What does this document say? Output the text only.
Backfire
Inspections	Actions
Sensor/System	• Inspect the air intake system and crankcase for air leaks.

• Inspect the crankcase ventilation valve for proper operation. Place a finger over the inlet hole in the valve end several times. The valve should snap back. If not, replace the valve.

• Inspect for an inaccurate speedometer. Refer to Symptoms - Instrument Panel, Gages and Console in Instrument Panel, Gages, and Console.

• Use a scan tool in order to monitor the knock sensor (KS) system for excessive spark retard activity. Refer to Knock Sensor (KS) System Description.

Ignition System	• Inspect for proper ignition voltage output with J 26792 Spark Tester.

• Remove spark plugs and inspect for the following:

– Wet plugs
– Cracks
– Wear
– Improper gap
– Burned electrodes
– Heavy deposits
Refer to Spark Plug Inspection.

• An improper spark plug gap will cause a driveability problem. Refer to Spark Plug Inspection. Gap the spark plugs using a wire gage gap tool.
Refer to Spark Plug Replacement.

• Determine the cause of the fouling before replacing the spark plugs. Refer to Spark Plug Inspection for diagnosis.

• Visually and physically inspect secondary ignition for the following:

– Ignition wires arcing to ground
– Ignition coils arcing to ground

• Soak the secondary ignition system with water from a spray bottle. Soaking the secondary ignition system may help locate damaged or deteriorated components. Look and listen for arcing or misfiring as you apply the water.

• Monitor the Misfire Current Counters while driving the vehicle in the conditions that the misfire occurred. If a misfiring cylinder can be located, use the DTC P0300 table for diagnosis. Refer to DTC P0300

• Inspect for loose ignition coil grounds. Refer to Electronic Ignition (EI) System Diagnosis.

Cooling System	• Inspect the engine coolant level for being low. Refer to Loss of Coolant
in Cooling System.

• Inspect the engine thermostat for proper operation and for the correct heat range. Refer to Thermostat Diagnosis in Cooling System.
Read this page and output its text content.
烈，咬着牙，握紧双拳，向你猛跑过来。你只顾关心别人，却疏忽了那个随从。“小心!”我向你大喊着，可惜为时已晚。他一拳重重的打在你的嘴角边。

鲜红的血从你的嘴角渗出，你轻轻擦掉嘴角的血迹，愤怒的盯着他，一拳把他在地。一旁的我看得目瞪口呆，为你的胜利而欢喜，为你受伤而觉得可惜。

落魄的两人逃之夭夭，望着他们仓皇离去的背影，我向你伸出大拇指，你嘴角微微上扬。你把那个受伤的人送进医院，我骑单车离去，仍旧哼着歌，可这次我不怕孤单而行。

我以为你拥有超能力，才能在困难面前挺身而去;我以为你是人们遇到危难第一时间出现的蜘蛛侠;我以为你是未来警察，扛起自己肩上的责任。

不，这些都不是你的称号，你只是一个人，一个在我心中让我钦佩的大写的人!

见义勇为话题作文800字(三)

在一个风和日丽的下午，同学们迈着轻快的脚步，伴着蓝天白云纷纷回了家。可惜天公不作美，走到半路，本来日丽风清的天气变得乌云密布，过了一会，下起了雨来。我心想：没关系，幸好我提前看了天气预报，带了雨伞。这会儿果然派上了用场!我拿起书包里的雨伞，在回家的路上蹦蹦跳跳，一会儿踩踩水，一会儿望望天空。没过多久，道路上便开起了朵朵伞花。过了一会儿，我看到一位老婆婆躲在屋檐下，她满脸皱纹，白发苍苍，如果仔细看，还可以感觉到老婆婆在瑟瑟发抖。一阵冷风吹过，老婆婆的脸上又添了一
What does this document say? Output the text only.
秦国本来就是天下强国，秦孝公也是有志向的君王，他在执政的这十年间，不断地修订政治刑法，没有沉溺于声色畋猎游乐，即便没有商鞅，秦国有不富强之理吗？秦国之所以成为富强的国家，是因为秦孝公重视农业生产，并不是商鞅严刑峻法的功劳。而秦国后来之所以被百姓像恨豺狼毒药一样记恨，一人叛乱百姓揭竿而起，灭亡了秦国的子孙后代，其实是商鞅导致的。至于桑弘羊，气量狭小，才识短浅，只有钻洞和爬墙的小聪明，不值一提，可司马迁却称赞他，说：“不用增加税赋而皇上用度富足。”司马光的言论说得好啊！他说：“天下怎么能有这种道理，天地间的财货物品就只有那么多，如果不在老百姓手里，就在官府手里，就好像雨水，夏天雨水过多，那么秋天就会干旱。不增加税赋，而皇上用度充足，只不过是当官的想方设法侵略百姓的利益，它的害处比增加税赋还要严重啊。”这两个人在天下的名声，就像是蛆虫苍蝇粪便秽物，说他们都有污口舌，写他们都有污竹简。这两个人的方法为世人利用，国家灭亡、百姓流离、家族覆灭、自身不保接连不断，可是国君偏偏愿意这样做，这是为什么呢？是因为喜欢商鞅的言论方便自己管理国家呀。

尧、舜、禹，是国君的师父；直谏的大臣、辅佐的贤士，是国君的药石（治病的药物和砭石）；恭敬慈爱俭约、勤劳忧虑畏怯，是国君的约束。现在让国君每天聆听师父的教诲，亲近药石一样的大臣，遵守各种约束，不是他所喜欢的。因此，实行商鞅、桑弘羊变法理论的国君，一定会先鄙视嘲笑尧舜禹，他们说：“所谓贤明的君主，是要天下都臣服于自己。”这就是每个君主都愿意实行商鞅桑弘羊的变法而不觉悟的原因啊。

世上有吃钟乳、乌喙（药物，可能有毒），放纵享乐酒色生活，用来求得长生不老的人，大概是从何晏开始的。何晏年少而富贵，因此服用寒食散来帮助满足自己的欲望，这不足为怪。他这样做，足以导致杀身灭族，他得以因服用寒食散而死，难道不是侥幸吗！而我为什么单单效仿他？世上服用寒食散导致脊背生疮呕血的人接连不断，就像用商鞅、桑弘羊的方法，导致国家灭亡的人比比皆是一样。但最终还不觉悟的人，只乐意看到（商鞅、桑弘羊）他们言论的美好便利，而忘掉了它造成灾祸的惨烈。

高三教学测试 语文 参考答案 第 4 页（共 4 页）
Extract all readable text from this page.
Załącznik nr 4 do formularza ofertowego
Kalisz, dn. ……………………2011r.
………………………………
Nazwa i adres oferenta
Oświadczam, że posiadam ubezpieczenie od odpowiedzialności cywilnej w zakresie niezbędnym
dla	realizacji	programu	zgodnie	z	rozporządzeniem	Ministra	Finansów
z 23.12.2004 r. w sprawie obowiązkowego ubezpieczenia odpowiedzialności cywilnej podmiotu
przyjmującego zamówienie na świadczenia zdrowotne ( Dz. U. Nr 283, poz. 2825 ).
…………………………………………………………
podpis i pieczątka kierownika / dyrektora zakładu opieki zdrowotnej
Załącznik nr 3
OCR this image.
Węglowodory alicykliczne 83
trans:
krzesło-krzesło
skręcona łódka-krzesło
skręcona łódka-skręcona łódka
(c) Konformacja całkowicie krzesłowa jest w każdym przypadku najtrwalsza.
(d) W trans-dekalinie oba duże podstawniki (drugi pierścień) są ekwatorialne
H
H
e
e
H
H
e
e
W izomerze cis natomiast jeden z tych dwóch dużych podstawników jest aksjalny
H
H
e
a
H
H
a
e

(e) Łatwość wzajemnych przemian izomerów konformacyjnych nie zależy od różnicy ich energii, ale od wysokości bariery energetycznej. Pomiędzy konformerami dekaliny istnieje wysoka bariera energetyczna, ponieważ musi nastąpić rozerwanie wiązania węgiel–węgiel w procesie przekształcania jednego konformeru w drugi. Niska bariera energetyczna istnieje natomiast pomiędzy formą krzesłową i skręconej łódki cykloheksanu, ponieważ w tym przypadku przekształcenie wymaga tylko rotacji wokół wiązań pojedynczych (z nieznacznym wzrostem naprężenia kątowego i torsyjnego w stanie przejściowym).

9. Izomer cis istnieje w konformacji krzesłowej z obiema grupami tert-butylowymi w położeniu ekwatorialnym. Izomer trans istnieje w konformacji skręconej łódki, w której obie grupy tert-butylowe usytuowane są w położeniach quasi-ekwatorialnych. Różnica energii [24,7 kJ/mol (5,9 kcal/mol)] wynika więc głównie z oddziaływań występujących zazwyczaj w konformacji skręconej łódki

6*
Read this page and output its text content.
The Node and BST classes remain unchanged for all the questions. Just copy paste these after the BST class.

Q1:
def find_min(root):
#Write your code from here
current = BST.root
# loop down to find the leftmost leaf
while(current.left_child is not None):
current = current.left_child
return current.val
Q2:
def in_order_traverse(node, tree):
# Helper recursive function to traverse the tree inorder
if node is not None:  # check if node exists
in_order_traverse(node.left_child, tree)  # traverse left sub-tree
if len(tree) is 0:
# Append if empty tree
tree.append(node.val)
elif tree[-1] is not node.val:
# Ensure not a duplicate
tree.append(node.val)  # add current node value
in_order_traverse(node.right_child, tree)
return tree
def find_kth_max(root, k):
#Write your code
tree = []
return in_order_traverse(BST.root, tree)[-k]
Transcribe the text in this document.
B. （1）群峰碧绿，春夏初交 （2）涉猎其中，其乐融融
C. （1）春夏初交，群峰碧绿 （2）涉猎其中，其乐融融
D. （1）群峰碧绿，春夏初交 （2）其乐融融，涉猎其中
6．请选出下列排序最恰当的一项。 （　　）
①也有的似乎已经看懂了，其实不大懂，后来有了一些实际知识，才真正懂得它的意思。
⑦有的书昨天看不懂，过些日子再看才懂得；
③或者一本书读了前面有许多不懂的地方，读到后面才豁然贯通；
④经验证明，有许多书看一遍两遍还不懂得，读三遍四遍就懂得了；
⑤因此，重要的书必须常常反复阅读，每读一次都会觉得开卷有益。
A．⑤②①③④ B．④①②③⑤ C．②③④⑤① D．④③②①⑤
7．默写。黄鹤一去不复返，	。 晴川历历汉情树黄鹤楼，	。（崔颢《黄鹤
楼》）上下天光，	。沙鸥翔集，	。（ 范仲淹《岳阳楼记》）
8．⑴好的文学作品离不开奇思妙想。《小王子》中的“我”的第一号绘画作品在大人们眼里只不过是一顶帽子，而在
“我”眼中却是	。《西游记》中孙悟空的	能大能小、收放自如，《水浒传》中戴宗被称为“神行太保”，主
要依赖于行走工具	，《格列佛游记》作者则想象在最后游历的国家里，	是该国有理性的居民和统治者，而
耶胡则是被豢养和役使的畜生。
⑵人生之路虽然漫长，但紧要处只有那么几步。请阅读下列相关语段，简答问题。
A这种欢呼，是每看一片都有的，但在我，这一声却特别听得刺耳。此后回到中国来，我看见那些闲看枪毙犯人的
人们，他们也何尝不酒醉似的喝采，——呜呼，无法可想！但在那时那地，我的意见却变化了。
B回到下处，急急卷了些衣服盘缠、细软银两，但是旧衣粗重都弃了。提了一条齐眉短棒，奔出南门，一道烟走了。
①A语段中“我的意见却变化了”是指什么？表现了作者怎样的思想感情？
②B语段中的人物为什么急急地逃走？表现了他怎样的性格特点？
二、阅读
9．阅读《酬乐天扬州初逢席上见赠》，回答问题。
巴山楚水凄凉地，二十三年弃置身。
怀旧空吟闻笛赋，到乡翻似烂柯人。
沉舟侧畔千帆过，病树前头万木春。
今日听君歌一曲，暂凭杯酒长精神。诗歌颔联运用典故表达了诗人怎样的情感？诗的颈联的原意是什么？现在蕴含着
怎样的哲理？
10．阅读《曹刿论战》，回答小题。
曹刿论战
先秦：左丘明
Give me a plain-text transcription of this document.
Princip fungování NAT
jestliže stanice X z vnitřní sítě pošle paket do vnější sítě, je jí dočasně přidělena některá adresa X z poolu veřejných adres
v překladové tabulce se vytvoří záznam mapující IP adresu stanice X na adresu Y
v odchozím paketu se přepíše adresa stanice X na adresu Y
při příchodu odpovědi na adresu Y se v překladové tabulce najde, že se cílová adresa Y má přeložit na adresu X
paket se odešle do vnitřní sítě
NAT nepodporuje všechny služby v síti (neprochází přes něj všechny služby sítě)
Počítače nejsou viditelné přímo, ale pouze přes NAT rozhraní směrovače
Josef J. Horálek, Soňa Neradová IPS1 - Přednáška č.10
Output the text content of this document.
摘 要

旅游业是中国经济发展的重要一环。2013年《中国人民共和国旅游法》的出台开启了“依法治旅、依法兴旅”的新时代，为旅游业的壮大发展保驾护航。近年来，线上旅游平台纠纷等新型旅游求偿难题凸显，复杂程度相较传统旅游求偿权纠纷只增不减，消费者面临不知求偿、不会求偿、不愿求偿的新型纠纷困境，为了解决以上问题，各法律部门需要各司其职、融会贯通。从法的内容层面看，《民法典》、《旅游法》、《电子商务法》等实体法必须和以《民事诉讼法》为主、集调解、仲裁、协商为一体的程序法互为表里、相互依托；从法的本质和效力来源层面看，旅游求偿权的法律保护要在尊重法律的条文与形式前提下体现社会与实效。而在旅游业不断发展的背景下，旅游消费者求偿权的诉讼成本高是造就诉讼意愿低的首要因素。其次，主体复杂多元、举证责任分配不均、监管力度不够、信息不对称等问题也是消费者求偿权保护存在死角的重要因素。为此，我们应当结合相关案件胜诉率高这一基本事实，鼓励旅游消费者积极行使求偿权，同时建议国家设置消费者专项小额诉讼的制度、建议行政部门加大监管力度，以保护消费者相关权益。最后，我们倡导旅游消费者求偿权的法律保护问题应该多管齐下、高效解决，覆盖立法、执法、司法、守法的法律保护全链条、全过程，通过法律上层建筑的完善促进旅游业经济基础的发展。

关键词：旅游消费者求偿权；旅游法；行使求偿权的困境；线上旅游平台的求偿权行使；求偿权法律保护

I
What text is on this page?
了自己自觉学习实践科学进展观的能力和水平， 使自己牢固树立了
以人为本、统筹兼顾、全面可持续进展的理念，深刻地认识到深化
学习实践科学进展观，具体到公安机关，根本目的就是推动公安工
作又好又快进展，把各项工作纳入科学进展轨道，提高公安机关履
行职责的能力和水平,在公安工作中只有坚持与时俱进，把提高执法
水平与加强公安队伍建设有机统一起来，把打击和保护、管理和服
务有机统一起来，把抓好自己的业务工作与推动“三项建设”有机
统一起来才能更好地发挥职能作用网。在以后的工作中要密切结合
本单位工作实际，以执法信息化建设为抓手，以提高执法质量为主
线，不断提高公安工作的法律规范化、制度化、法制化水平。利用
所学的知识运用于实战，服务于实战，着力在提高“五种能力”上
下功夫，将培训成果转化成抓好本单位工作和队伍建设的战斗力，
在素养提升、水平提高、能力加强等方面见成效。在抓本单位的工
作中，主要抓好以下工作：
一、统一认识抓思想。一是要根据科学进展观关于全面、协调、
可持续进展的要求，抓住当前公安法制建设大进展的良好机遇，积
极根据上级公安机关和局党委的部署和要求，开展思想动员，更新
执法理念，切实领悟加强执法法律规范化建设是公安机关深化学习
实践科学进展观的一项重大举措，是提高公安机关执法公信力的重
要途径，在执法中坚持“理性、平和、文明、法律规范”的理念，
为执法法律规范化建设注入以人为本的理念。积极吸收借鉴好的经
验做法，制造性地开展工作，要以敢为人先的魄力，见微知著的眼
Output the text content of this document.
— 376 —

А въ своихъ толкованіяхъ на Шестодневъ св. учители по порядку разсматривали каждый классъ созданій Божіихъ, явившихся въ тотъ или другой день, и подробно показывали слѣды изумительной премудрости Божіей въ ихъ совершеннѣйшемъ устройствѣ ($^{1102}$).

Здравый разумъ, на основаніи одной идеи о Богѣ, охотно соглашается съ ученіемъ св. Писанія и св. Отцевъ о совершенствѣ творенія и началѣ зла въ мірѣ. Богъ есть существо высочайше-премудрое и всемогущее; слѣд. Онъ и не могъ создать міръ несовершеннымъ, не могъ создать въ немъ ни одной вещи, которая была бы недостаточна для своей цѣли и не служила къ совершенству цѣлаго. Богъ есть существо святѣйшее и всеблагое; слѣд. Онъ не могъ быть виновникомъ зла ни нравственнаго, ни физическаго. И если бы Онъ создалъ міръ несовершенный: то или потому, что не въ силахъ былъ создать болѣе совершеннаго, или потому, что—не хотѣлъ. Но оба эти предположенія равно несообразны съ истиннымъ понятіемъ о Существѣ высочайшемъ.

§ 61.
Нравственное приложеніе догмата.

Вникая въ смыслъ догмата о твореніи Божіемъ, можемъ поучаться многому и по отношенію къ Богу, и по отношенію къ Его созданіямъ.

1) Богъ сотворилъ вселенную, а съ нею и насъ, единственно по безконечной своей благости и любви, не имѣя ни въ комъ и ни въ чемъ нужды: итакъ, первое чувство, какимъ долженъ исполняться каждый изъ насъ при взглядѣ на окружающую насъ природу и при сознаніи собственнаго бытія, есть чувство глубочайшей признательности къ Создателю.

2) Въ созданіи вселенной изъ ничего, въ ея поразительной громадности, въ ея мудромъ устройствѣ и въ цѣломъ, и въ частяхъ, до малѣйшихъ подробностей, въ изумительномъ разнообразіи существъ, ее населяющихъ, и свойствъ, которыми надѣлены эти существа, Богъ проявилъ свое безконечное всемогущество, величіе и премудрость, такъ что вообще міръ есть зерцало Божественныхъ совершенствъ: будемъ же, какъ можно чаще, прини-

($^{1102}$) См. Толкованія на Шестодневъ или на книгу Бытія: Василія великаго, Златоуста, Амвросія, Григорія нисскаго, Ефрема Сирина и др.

• _Brief_:
Among the entries above, identify all lines with "odpowiedzialności" and copy them.

• _Answer_:
Oświadczam, że posiadam ubezpieczenie od odpowiedzialności cywilnej w zakresie niezbędnym
z 23.12.2004 r. w sprawie obowiązkowego ubezpieczenia odpowiedzialności cywilnej podmiotu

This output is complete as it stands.